● **EXERCISE**
Locate the line that contains "Convert this document image to plain text.". Print it and each following line through the end of the listing, verbatim, and nothing more.

--- DATASET ---

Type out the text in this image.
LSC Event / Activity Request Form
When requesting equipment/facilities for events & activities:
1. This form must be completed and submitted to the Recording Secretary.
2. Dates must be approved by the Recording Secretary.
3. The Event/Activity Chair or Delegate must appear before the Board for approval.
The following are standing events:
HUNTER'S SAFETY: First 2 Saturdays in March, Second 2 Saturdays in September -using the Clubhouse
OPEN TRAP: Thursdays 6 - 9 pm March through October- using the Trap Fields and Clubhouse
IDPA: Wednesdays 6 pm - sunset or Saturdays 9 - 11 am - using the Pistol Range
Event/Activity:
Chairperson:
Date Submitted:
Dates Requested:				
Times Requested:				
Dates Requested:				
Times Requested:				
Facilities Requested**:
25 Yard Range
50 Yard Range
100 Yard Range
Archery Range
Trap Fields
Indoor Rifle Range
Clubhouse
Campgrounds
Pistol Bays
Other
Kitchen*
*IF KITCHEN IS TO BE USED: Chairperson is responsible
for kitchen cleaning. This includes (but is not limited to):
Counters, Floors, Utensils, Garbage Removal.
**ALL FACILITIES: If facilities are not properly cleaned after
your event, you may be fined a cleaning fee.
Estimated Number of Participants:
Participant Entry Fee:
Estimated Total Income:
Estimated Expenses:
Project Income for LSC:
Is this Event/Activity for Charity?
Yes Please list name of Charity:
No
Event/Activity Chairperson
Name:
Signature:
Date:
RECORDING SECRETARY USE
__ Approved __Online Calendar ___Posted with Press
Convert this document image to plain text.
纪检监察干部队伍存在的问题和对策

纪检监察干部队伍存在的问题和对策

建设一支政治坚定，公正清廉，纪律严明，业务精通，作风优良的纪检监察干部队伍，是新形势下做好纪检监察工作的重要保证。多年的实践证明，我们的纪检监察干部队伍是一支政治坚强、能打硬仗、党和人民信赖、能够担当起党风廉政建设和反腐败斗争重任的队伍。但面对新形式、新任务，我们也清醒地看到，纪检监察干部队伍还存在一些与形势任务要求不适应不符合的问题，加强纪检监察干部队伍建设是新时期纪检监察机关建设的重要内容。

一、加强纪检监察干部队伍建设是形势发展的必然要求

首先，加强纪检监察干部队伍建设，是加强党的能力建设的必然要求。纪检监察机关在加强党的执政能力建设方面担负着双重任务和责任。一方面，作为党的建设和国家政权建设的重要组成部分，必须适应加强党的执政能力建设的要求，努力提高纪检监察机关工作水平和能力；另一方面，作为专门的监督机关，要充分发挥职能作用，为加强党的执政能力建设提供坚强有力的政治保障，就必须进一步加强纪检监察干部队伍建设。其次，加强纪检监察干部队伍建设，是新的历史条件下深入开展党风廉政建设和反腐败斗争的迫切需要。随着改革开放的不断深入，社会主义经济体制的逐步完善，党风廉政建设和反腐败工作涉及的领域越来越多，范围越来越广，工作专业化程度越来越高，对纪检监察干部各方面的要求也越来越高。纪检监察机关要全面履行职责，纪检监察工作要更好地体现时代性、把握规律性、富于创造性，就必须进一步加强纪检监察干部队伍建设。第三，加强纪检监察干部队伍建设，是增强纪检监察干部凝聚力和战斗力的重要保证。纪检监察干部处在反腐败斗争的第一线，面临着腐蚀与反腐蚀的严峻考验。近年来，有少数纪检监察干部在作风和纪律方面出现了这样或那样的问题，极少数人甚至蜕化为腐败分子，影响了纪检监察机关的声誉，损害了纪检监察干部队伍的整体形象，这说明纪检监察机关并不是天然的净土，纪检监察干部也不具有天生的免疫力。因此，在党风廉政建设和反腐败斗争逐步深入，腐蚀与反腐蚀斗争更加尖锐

---

● **CORRECT RESULT**
Convert this document image to plain text.
纪检监察干部队伍存在的问题和对策

纪检监察干部队伍存在的问题和对策

建设一支政治坚定，公正清廉，纪律严明，业务精通，作风优良的纪检监察干部队伍，是新形势下做好纪检监察工作的重要保证。多年的实践证明，我们的纪检监察干部队伍是一支政治坚强、能打硬仗、党和人民信赖、能够担当起党风廉政建设和反腐败斗争重任的队伍。但面对新形式、新任务，我们也清醒地看到，纪检监察干部队伍还存在一些与形势任务要求不适应不符合的问题，加强纪检监察干部队伍建设是新时期纪检监察机关建设的重要内容。

一、加强纪检监察干部队伍建设是形势发展的必然要求

首先，加强纪检监察干部队伍建设，是加强党的能力建设的必然要求。纪检监察机关在加强党的执政能力建设方面担负着双重任务和责任。一方面，作为党的建设和国家政权建设的重要组成部分，必须适应加强党的执政能力建设的要求，努力提高纪检监察机关工作水平和能力；另一方面，作为专门的监督机关，要充分发挥职能作用，为加强党的执政能力建设提供坚强有力的政治保障，就必须进一步加强纪检监察干部队伍建设。其次，加强纪检监察干部队伍建设，是新的历史条件下深入开展党风廉政建设和反腐败斗争的迫切需要。随着改革开放的不断深入，社会主义经济体制的逐步完善，党风廉政建设和反腐败工作涉及的领域越来越多，范围越来越广，工作专业化程度越来越高，对纪检监察干部各方面的要求也越来越高。纪检监察机关要全面履行职责，纪检监察工作要更好地体现时代性、把握规律性、富于创造性，就必须进一步加强纪检监察干部队伍建设。第三，加强纪检监察干部队伍建设，是增强纪检监察干部凝聚力和战斗力的重要保证。纪检监察干部处在反腐败斗争的第一线，面临着腐蚀与反腐蚀的严峻考验。近年来，有少数纪检监察干部在作风和纪律方面出现了这样或那样的问题，极少数人甚至蜕化为腐败分子，影响了纪检监察机关的声誉，损害了纪检监察干部队伍的整体形象，这说明纪检监察机关并不是天然的净土，纪检监察干部也不具有天生的免疫力。因此，在党风廉政建设和反腐败斗争逐步深入，腐蚀与反腐蚀斗争更加尖锐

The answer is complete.